ISTRUZIONI DELL'ESERCIZIO:
1. Nel testo sullo Stretto di Messina, in quale giorno il Comitato interministeriale per la programmazione economica e lo sviluppo sostenibile ha approvato il progetto definitivo del collegamento tra la Sicilia e la Calabria?
2. Riprendi il testo sullo Stretto di Messina a partire dall'ultima frase riportata e scrivi un paragrafo che lo prosegua.

BRANO ESTRATTO:

►

Lo Stretto di Messina? È una questione culturale

Costruire l’infrastruttura di un ponte può sembrare un atto di progresso. Ma custodire una distanza può essere un atto di civiltà
August 16, 2025
Lo Stretto di Messina? È una questione culturale
Ansa / Alamy Stock Photo | Veduta satellitare dello Stretto di Messina
Il Mediterraneo è un mare di fratture che uniscono: da Gibilterra al Bosforo, dai Dardanelli a Suez, le sue “soglie” collegano continenti mentre li separano. Lo Stretto di Messina, al centro di questa costellazione, è tra i più enigmatici. Oggi è tornato oggetto di discussione perché il 6 agosto il Comitato interministeriale per la programmazione economica e lo sviluppo sostenibile ha approvato il progetto definitivo del collegamento stabile tra la Sicilia e la Calabria.
In realtà il ponte sullo Stretto è stato, per decenni, una figura retorica prima ancora che un progetto ingegneristico. Non è mai appartenuto soltanto ai dossier tecnici: ha abitato i discorsi politici, le cronache giornalistiche, persino le conversazioni da bar, oscillando tra promessa di modernità e simbolo di incompiutezza. E il discorso sembra essersi rinchiuso nei dettagli tecnici delle magnifiche sorti e progressive, per citare Leopardi.

◄

VOCI RIPORTATE:
►

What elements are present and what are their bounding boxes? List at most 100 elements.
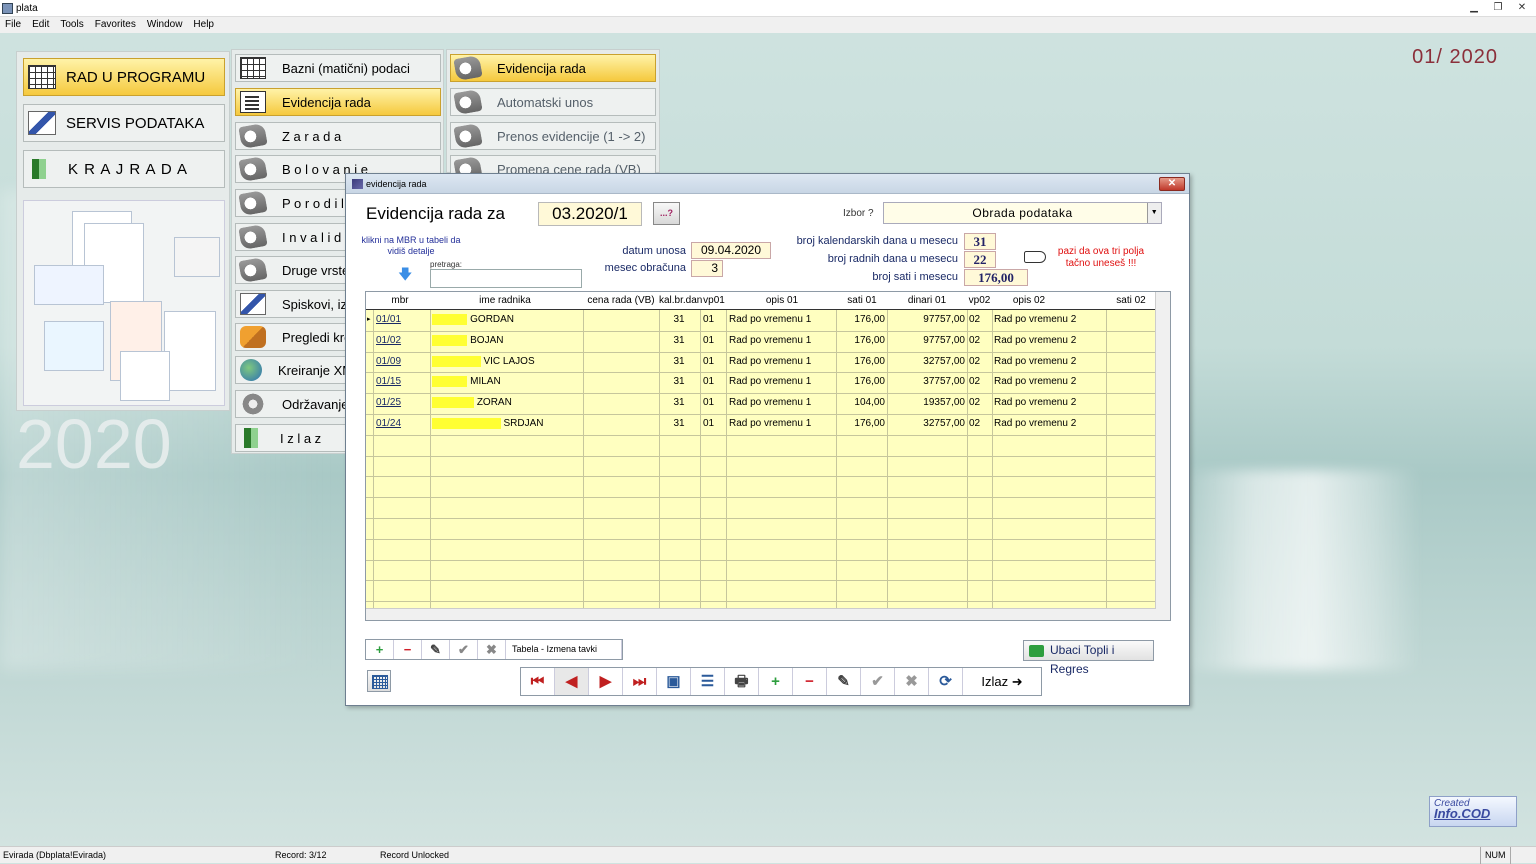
pen-icon — [240, 293, 266, 315]
documents-illustration — [23, 200, 225, 406]
cell-mbr[interactable]: 01/09 — [376, 352, 428, 372]
datum-unosa-field[interactable]: 09.04.2020 — [691, 242, 771, 259]
cell-employee-name: XXXXX MILAN — [432, 372, 582, 392]
table-cancel-button[interactable]: ✖ — [478, 640, 506, 659]
maximize-button[interactable]: ❐ — [1486, 0, 1510, 15]
col-cena-rada[interactable]: cena rada (VB) — [584, 295, 658, 306]
cell-vp02: 02 — [969, 314, 981, 325]
grid-line — [366, 497, 1156, 499]
table-vertical-scrollbar[interactable] — [1155, 292, 1170, 620]
close-window-button[interactable]: ✕ — [1510, 0, 1534, 15]
prev-record-button[interactable]: ◀ — [555, 668, 589, 695]
dialog-title: Evidencija rada za — [366, 204, 505, 223]
main-menu-rad-u-programu[interactable]: RAD U PROGRAMU — [23, 58, 225, 96]
col-vp01[interactable]: vp01 — [701, 295, 727, 306]
redacted-surname: XXXXXX — [432, 397, 475, 409]
mesec-obracuna-field[interactable]: 3 — [691, 260, 723, 277]
logo-brand-text: Info.COD — [1434, 806, 1491, 821]
next-record-button[interactable]: ▶ — [589, 668, 623, 695]
col-opis02[interactable]: opis 02 — [992, 295, 1066, 306]
first-record-button[interactable]: ⏮ — [521, 668, 555, 695]
add-record-button[interactable]: + — [759, 668, 793, 695]
period-query-button[interactable]: ...? — [653, 202, 680, 225]
table-confirm-button[interactable]: ✔ — [450, 640, 478, 659]
cell-vp01: 01 — [703, 334, 715, 346]
ubaci-topli-regres-button[interactable]: Ubaci Topli i Regres — [1023, 640, 1154, 676]
table-row[interactable]: 01/09 XXXXXXX VIC LAJOS 31 01 Rad po vremenu… — [366, 352, 1156, 373]
menu-help[interactable]: Help — [193, 17, 214, 33]
izlaz-button[interactable]: Izlaz ➜ — [963, 668, 1041, 695]
cell-sati01: 176,00 — [854, 376, 885, 388]
table-edit-items-button[interactable]: Tabela - Izmena tavki — [506, 640, 622, 659]
table-row[interactable]: 01/25 XXXXXX ZORAN 31 01 Rad po vremenu 1 104… — [366, 393, 1156, 414]
main-menu-kraj-rada[interactable]: K R A J R A D A — [23, 150, 225, 188]
employee-first-name: BOJAN — [470, 334, 504, 346]
edit-record-button[interactable]: ✎ — [827, 668, 861, 695]
izbor-select[interactable]: Obrada podataka ▼ — [883, 202, 1162, 224]
mesec-obracuna-label: mesec obračuna — [604, 262, 686, 274]
col-vp02[interactable]: vp02 — [967, 295, 992, 306]
status-num: NUM — [1480, 847, 1511, 864]
broj-sati-field[interactable]: 176,00 — [964, 269, 1028, 286]
col-kal-br-dan[interactable]: kal.br.dan — [659, 295, 702, 306]
submenu2-automatski-unos[interactable]: Automatski unos — [450, 88, 656, 116]
cell-opis02: Rad po vremenu 2 — [994, 314, 1077, 325]
chevron-down-icon[interactable]: ▼ — [1147, 203, 1161, 223]
menu-edit[interactable]: Edit — [32, 17, 49, 33]
main-menu-servis-podataka[interactable]: SERVIS PODATAKA — [23, 104, 225, 142]
col-opis01[interactable]: opis 01 — [727, 295, 837, 306]
cell-employee-name: XXXXX GORDAN — [432, 310, 582, 330]
cell-din01: 32757,00 — [923, 418, 965, 429]
kalendarski-dani-field[interactable]: 31 — [964, 233, 996, 250]
period-field[interactable]: 03.2020/1 — [538, 202, 642, 226]
record-nav-toolbar: ⏮ ◀ ▶ ⏭ ▣ ☰ 🖶 + − ✎ ✔ ✖ ⟳ Izlaz ➜ — [520, 667, 1042, 696]
col-sati02[interactable]: sati 02 — [1106, 295, 1156, 306]
delete-record-button[interactable]: − — [793, 668, 827, 695]
table-remove-button[interactable]: − — [394, 640, 422, 659]
table-row[interactable]: 01/15 XXXXX MILAN 31 01 Rad po vremenu 1 176,… — [366, 372, 1156, 393]
submenu2-evidencija-rada[interactable]: Evidencija rada — [450, 54, 656, 82]
col-sati01[interactable]: sati 01 — [837, 295, 887, 306]
menu-window[interactable]: Window — [147, 17, 183, 33]
print-button[interactable]: 🖶 — [725, 668, 759, 695]
save-record-button[interactable]: ✔ — [861, 668, 895, 695]
table-edit-button[interactable]: ✎ — [422, 640, 450, 659]
col-dinari01[interactable]: dinari 01 — [887, 295, 967, 306]
radni-dani-field[interactable]: 22 — [964, 251, 996, 268]
col-ime-radnika[interactable]: ime radnika — [430, 295, 580, 306]
refresh-button[interactable]: ⟳ — [929, 668, 963, 695]
cell-employee-name: XXXXXXX VIC LAJOS — [432, 352, 582, 372]
status-lock: Record Unlocked — [380, 850, 450, 860]
minimize-button[interactable]: ▁ — [1462, 0, 1486, 15]
menu-favorites[interactable]: Favorites — [95, 17, 136, 33]
submenu2-prenos-evidencije[interactable]: Prenos evidencije (1 -> 2) — [450, 122, 656, 150]
cell-mbr[interactable]: 01/02 — [376, 331, 428, 351]
dialog-close-button[interactable]: ✕ — [1159, 177, 1185, 191]
cell-mbr[interactable]: 01/25 — [376, 393, 428, 413]
table-add-button[interactable]: + — [366, 640, 394, 659]
menu-file[interactable]: File — [5, 17, 21, 33]
sub-menu-zarada[interactable]: Z a r a d a — [235, 122, 441, 150]
table-row[interactable]: ▸ 01/01 XXXXX GORDAN 31 01 Rad po vremenu 1 17… — [366, 310, 1156, 331]
form-view-button[interactable]: ☰ — [691, 668, 725, 695]
sub-menu-evidencija-rada[interactable]: Evidencija rada — [235, 88, 441, 116]
cell-din01: 97757,00 — [923, 314, 965, 325]
cancel-record-button[interactable]: ✖ — [895, 668, 929, 695]
col-mbr[interactable]: mbr — [374, 295, 426, 306]
cell-mbr[interactable]: 01/01 — [376, 310, 428, 330]
search-input[interactable] — [430, 269, 582, 288]
last-record-button[interactable]: ⏭ — [623, 668, 657, 695]
table-horizontal-scrollbar[interactable] — [366, 608, 1156, 620]
grid-line — [366, 414, 1156, 415]
table-row[interactable]: 01/24 XXXXXXXXXX SRDJAN 31 01 Rad po vremenu… — [366, 414, 1156, 435]
table-row[interactable]: 01/02 XXXXX BOJAN 31 01 Rad po vremenu 1 176,… — [366, 331, 1156, 352]
sub-menu-bazni-podaci[interactable]: Bazni (matični) podaci — [235, 54, 441, 82]
cell-vp01: 01 — [703, 397, 715, 409]
cell-mbr[interactable]: 01/15 — [376, 372, 428, 392]
cell-mbr[interactable]: 01/24 — [376, 414, 428, 434]
calculator-button[interactable] — [367, 670, 391, 692]
preview-button[interactable]: ▣ — [657, 668, 691, 695]
menu-tools[interactable]: Tools — [60, 17, 83, 33]
cell-kal: 31 — [673, 355, 685, 367]
cell-kal: 31 — [673, 334, 685, 346]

◄

RISULTATI:
1. Il 6 agosto.

2.
È invece il momento opportuno per richiamare la sensibilità geografica dello Stretto, che ha radici storiche profonde. Gli antichi Greci, sbarcando a Zancle – l’attuale Messina – trovarono qui un accesso verso altre rotte mediterranee. I Romani lo trasformarono in un passaggio strategico per le legioni, e nei secoli arabo-normanni lo Stretto divenne porta di culture miste: la lingua si arricchì di suoni nuovi, la cucina di spezie lontane, l’architettura di archi e decorazioni che parlavano di mondi connessi. La cultura dello Stretto è intessuta di miti e letteratura. Una leggenda geologica vuole che Sicilia e Calabria fossero un’unica terra, divisa da un cataclisma: eco del mito platonico degli esseri originariamente uniti e poi separati, condannati a cercarsi. Qui, però, la separazione è anche condizione vitale: lo scambio nasce dalla distanza.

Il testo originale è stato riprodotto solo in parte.